*What you have to do*.
Reproduce everything from the first line of the items down to the line that contains "bottom-shadow (350, 398, 770, 404)", including both of those lines, character for character.

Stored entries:

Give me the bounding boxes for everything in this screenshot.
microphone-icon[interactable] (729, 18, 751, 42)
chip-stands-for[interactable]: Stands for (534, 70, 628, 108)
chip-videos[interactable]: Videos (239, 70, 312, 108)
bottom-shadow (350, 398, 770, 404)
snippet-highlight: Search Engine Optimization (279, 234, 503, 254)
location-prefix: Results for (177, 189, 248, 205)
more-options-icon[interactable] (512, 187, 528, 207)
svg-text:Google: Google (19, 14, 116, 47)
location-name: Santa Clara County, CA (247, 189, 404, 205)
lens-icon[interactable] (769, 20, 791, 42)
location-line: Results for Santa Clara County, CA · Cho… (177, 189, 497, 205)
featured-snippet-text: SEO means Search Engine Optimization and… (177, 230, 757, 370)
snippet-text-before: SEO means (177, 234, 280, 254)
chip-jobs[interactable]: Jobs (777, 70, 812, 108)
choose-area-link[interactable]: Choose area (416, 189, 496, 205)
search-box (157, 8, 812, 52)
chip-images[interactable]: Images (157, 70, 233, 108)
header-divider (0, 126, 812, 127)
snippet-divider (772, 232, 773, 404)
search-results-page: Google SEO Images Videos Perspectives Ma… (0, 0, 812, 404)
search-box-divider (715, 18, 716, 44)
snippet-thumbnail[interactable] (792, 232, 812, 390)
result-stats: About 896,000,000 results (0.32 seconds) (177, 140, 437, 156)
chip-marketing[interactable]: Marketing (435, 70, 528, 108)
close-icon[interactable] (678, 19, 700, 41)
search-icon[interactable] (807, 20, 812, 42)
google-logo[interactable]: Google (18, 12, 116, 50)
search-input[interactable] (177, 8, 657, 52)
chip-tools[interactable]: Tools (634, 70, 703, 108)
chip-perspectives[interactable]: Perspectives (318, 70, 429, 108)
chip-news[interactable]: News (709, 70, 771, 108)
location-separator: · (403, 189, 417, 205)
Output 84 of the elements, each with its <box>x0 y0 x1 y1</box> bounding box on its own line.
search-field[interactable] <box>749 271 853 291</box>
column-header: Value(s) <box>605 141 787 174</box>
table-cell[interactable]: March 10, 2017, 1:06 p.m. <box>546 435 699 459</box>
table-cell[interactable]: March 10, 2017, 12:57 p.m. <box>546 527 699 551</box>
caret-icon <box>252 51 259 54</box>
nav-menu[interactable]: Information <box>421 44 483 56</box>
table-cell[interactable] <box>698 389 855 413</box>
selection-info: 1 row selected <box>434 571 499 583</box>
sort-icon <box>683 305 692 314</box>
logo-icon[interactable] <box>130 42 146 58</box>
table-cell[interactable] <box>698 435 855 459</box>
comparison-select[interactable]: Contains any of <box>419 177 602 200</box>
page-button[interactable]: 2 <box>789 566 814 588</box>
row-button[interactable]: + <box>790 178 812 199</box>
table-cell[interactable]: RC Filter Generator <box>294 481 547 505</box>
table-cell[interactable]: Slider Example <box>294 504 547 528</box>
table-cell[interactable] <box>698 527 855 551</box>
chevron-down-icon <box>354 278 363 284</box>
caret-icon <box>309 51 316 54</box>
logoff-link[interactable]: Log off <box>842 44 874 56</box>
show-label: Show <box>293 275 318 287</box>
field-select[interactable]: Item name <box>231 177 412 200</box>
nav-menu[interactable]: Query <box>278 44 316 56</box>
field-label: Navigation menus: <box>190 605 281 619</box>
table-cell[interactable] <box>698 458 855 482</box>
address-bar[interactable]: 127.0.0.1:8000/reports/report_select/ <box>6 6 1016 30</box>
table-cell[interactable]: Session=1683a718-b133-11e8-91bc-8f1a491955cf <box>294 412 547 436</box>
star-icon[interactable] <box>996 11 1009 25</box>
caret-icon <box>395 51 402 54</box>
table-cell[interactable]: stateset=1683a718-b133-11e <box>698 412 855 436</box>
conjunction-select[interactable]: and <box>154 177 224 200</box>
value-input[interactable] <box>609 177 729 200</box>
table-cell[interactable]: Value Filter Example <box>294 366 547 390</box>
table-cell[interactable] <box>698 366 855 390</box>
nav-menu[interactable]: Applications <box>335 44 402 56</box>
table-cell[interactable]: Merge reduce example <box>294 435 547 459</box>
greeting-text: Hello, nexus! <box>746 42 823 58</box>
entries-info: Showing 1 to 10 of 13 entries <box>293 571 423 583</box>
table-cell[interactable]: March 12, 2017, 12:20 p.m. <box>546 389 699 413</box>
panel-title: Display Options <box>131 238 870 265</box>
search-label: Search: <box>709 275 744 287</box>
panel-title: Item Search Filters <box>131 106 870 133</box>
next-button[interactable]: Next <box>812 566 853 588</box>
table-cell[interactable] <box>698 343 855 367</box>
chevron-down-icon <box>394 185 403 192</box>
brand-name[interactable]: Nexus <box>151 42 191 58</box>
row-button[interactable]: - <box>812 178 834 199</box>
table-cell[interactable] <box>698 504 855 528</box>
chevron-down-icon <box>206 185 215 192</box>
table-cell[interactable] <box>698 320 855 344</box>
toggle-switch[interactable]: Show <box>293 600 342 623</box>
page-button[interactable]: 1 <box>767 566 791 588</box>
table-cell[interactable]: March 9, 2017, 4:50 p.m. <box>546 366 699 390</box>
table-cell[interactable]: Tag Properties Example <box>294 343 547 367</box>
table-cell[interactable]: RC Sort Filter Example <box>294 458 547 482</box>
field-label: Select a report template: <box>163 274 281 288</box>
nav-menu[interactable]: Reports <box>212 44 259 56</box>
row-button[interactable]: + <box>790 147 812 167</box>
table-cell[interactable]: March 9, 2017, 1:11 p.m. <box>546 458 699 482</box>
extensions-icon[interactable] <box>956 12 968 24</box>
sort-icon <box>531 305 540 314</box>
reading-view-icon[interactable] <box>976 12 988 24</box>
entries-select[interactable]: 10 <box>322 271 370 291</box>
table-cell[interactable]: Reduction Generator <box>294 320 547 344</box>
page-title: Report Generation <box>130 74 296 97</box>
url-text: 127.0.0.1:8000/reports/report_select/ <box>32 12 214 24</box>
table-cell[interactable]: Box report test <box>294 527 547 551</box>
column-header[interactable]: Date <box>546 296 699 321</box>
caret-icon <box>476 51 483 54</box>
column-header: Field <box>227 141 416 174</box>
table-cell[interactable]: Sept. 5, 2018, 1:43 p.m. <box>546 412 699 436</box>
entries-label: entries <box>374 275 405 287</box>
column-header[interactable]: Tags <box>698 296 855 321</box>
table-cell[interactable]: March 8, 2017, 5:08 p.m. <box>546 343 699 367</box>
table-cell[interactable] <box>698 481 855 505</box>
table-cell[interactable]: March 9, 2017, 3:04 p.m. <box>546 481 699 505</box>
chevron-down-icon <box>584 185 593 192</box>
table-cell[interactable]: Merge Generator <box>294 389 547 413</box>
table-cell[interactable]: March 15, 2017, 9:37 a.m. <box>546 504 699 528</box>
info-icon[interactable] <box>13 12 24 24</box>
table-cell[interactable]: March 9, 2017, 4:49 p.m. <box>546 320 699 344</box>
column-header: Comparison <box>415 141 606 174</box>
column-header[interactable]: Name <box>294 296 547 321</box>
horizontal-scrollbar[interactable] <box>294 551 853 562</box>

*Correct response*.
Give me the bounding boxes for everything in this screenshot.
microphone-icon[interactable] (729, 18, 751, 42)
chip-stands-for[interactable]: Stands for (534, 70, 628, 108)
chip-videos[interactable]: Videos (239, 70, 312, 108)
bottom-shadow (350, 398, 770, 404)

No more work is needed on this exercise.